Start of EXERCISE INPUTS

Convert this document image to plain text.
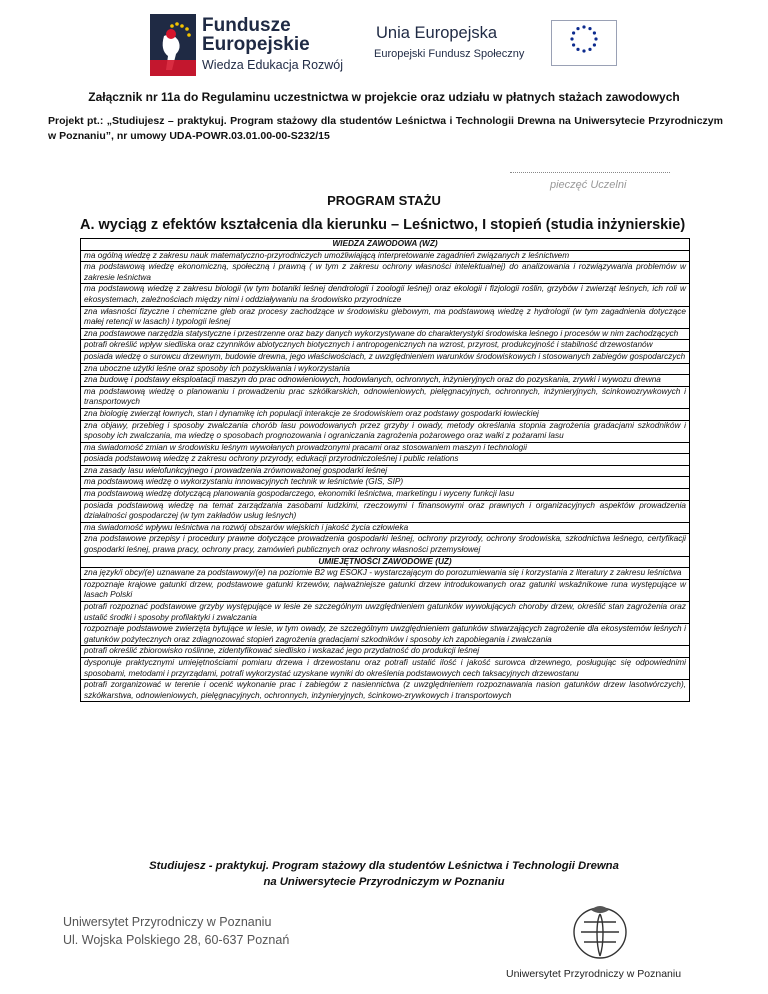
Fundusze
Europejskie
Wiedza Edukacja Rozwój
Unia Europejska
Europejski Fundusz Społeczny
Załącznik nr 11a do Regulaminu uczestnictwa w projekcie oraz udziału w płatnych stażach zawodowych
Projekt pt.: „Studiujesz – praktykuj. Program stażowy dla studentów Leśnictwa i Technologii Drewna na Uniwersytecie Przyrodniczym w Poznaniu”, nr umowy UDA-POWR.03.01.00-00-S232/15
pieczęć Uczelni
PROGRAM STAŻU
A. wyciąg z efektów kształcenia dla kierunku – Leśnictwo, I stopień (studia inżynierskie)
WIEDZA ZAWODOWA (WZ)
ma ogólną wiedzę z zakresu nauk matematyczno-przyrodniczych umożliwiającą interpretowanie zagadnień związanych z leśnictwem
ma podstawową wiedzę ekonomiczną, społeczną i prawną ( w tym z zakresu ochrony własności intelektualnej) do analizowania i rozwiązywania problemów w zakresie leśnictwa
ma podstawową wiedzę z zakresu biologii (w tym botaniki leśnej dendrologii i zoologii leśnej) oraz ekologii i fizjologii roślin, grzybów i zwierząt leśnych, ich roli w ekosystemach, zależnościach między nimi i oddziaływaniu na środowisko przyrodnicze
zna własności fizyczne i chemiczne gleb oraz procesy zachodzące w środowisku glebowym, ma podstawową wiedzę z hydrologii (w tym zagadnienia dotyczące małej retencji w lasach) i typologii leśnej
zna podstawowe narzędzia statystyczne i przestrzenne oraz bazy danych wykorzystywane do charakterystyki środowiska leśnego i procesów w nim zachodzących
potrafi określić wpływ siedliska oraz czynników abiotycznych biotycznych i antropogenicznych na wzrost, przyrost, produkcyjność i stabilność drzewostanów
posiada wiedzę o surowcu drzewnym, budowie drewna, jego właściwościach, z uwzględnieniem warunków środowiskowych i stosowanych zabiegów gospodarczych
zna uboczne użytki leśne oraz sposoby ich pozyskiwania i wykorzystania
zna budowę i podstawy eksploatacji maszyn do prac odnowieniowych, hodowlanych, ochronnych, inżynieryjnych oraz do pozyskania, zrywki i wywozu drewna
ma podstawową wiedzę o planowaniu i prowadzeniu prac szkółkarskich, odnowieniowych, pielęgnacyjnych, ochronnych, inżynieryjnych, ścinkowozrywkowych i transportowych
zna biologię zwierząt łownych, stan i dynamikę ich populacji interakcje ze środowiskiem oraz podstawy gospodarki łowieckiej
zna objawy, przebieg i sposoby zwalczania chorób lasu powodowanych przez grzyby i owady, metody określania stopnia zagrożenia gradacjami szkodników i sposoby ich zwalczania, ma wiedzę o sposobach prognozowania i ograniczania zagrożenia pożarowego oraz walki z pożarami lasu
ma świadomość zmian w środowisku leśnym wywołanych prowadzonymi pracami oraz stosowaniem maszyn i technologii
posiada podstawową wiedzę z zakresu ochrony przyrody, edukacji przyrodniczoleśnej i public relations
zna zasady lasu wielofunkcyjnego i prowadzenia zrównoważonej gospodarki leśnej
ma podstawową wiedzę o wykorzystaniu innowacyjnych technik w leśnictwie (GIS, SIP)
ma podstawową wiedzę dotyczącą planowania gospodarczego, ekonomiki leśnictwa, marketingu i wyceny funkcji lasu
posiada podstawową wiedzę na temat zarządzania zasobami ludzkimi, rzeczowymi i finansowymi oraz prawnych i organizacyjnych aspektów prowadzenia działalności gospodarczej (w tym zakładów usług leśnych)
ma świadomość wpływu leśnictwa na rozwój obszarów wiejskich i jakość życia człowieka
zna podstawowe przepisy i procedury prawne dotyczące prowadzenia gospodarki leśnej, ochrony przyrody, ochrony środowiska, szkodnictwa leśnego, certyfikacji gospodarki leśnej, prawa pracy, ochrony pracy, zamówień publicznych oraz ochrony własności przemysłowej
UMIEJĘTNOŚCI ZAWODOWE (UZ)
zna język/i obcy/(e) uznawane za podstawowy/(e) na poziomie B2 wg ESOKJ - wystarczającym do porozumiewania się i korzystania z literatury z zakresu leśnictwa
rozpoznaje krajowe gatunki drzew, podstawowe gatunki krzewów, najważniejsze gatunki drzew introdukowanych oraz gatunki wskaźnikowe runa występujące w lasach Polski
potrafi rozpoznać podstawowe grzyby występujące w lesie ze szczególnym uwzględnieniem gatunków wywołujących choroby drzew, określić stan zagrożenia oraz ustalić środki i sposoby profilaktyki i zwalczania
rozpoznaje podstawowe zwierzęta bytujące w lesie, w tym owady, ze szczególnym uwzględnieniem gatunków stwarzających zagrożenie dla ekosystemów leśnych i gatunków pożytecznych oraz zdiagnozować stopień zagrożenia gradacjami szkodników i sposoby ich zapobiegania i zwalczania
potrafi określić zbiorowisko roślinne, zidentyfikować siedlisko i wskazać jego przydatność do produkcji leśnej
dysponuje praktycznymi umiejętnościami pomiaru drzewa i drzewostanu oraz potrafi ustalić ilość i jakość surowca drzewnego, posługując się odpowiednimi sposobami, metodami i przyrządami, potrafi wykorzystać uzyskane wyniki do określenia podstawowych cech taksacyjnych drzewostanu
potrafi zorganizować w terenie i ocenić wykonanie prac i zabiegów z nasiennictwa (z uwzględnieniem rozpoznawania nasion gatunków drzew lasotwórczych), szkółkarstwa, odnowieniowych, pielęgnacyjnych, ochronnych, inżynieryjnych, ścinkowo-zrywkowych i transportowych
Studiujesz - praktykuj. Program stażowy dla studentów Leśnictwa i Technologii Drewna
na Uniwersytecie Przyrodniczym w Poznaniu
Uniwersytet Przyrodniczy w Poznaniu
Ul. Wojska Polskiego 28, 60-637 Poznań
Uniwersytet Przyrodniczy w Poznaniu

End of EXERCISE INPUTS
Start of EXERCISE INPUTS

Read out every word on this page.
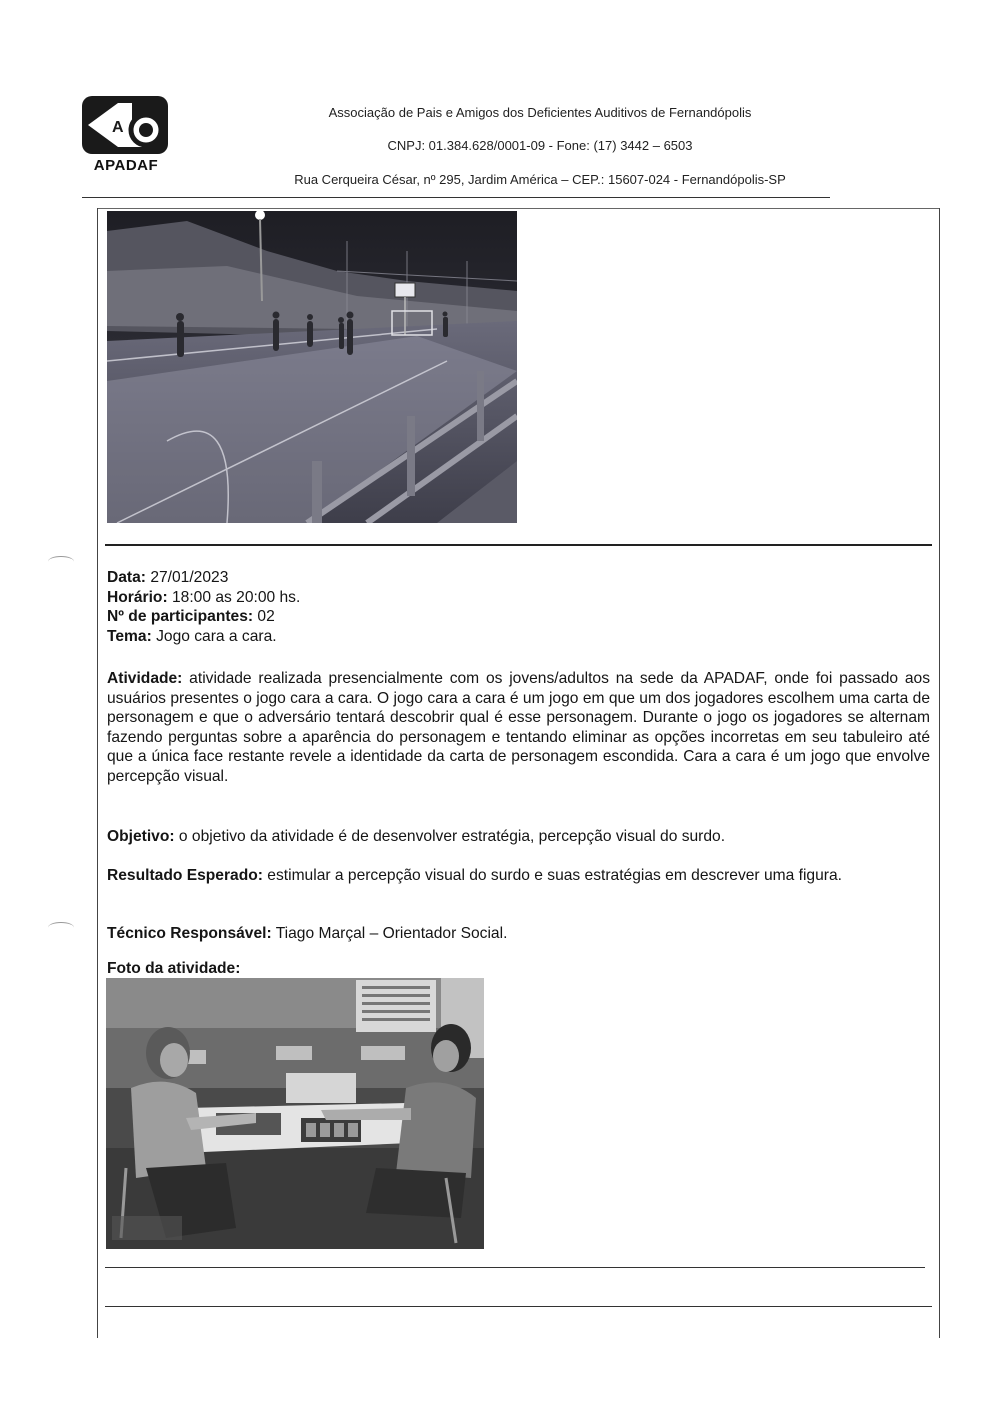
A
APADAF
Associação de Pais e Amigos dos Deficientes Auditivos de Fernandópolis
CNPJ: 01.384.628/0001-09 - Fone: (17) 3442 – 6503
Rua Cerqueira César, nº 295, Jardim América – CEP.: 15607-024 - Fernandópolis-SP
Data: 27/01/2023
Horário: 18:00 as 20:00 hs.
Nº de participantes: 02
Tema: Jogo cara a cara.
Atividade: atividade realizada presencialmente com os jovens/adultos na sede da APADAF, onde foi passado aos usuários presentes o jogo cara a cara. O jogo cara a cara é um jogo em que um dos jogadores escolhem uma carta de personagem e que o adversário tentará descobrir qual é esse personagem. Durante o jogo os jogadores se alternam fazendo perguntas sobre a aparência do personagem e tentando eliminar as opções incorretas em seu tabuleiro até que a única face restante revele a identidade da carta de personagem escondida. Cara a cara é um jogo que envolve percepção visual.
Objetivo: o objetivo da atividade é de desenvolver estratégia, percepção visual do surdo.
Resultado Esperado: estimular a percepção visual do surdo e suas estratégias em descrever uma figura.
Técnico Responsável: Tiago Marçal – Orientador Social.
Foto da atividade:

End of EXERCISE INPUTS

> _WHAT YOU NEED TO DO_
From the listing above, pick out each line where the word "podstawy" appears.

> _ANSWER TO THIS TASK_
zna budowę i podstawy eksploatacji maszyn do prac odnowieniowych, hodowlanych, ochronnych, inżynieryjnych oraz do pozyskania, zrywki i wywozu drewna
zna biologię zwierząt łownych, stan i dynamikę ich populacji interakcje ze środowiskiem oraz podstawy gospodarki łowieckiej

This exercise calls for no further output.